Exercise task: Which lines hold the word "Bitcoin"? Show each of them.

Provided records:

_ _ _ _ _ _ _

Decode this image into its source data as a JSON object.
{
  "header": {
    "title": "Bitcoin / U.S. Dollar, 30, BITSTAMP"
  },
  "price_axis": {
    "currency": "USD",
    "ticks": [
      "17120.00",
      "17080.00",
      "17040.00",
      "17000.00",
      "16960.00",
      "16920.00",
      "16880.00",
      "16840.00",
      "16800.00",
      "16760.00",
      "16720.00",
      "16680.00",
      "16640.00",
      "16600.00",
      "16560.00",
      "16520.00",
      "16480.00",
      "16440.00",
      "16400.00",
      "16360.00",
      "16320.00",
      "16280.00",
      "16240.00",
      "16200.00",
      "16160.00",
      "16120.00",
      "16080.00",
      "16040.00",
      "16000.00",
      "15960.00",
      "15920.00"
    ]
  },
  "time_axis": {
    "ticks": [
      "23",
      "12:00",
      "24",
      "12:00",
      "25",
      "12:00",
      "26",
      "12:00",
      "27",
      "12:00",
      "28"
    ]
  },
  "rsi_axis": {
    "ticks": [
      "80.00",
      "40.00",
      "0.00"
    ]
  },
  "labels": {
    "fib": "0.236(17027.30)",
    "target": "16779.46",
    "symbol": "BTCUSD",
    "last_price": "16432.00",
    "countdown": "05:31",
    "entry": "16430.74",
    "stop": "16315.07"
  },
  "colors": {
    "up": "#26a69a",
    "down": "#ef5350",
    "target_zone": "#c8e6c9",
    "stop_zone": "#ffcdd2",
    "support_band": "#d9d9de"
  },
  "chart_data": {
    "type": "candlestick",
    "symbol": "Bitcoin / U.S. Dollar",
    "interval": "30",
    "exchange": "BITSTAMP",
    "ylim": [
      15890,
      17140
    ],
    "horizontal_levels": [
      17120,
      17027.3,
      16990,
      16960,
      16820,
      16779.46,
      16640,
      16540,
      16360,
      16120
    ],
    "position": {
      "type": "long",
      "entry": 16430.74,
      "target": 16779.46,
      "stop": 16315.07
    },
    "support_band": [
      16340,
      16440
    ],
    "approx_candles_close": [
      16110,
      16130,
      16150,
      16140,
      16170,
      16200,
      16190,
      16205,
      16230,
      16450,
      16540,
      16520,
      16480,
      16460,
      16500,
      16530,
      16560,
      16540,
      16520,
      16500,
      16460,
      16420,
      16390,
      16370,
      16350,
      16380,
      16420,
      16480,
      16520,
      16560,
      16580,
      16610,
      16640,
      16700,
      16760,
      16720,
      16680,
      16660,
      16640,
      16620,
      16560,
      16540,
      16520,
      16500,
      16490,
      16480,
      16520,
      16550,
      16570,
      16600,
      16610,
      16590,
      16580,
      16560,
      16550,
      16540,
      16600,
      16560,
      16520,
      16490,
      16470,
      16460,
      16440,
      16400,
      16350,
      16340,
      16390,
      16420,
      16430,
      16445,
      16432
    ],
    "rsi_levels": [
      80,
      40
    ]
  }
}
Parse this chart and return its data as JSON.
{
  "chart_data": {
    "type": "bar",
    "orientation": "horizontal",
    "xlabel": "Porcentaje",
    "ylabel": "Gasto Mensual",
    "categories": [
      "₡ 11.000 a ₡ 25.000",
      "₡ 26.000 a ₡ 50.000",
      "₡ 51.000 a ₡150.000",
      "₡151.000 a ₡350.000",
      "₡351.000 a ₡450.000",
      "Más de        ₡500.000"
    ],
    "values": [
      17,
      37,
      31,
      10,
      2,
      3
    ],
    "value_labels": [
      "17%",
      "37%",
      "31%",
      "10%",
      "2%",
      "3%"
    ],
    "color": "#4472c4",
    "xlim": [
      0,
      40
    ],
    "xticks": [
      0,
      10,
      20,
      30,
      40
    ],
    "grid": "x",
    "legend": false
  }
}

_ _ _ _ _ _ _

Response to the exercise:
    "title": "Bitcoin / U.S. Dollar, 30, BITSTAMP"
    "symbol": "Bitcoin / U.S. Dollar",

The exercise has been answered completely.